### Task description
Where a line in the listing contains the string "JSON", copy that line out.
::::::::::
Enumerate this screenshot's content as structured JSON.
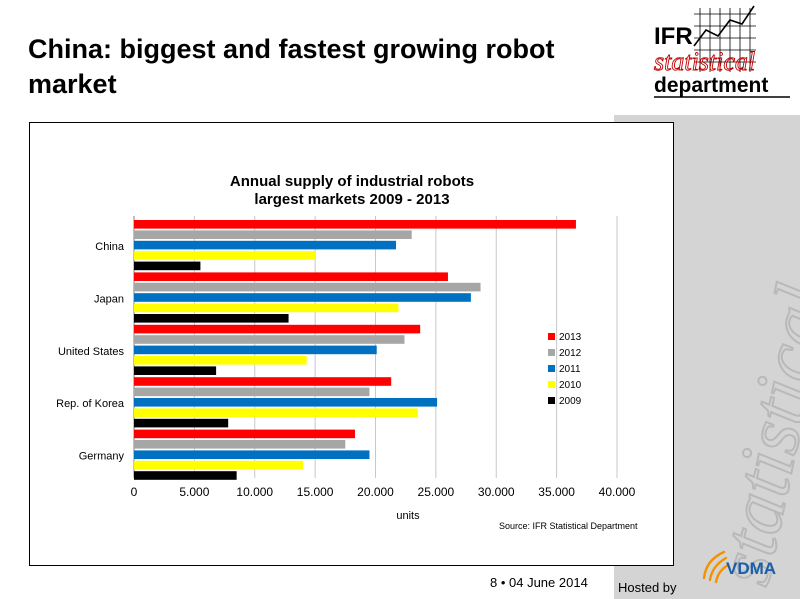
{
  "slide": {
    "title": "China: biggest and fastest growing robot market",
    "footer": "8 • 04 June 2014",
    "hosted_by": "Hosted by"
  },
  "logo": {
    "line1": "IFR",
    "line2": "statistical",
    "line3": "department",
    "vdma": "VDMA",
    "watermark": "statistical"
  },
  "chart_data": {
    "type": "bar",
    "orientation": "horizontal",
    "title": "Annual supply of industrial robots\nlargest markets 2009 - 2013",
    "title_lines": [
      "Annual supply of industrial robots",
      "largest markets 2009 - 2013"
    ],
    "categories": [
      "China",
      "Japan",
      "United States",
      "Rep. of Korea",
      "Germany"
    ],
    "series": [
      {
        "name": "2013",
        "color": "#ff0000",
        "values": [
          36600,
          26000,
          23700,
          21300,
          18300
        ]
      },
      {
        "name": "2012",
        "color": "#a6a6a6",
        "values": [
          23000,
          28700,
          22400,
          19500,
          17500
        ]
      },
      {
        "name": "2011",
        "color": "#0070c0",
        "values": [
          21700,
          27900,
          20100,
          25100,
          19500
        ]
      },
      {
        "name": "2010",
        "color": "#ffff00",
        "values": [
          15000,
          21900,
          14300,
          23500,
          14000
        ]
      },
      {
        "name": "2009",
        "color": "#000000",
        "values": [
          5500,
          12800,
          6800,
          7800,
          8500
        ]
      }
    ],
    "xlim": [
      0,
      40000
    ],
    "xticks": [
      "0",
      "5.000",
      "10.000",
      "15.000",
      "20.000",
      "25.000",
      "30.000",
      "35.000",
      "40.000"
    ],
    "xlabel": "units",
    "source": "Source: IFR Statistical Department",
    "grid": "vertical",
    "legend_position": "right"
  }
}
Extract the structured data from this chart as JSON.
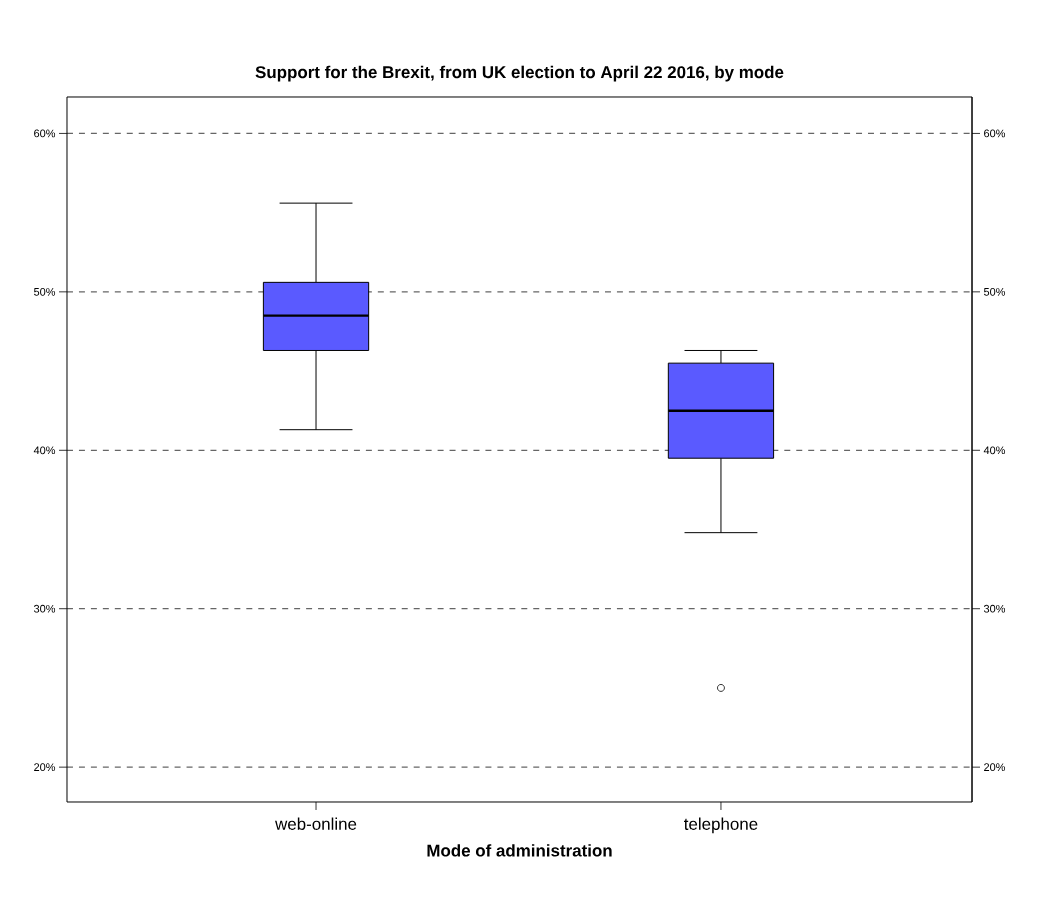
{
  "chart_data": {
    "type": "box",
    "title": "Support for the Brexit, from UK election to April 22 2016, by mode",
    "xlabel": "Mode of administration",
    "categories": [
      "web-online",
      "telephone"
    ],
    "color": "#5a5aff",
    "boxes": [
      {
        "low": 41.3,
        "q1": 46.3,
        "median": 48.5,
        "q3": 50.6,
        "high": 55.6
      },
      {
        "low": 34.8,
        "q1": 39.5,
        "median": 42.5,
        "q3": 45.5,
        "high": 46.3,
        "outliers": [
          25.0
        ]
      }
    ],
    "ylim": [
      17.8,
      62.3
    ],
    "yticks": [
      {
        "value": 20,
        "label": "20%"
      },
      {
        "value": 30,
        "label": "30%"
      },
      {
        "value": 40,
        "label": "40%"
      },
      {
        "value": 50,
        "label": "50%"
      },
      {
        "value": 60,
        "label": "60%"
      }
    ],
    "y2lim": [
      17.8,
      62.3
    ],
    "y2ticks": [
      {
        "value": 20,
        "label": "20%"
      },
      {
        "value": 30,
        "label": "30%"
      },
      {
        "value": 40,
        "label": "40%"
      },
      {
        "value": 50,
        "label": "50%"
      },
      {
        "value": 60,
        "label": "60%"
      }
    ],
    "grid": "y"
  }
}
::::::::::
### Task result
Enumerate this screenshot's content as structured JSON.
Extract the structured data from this chart as JSON.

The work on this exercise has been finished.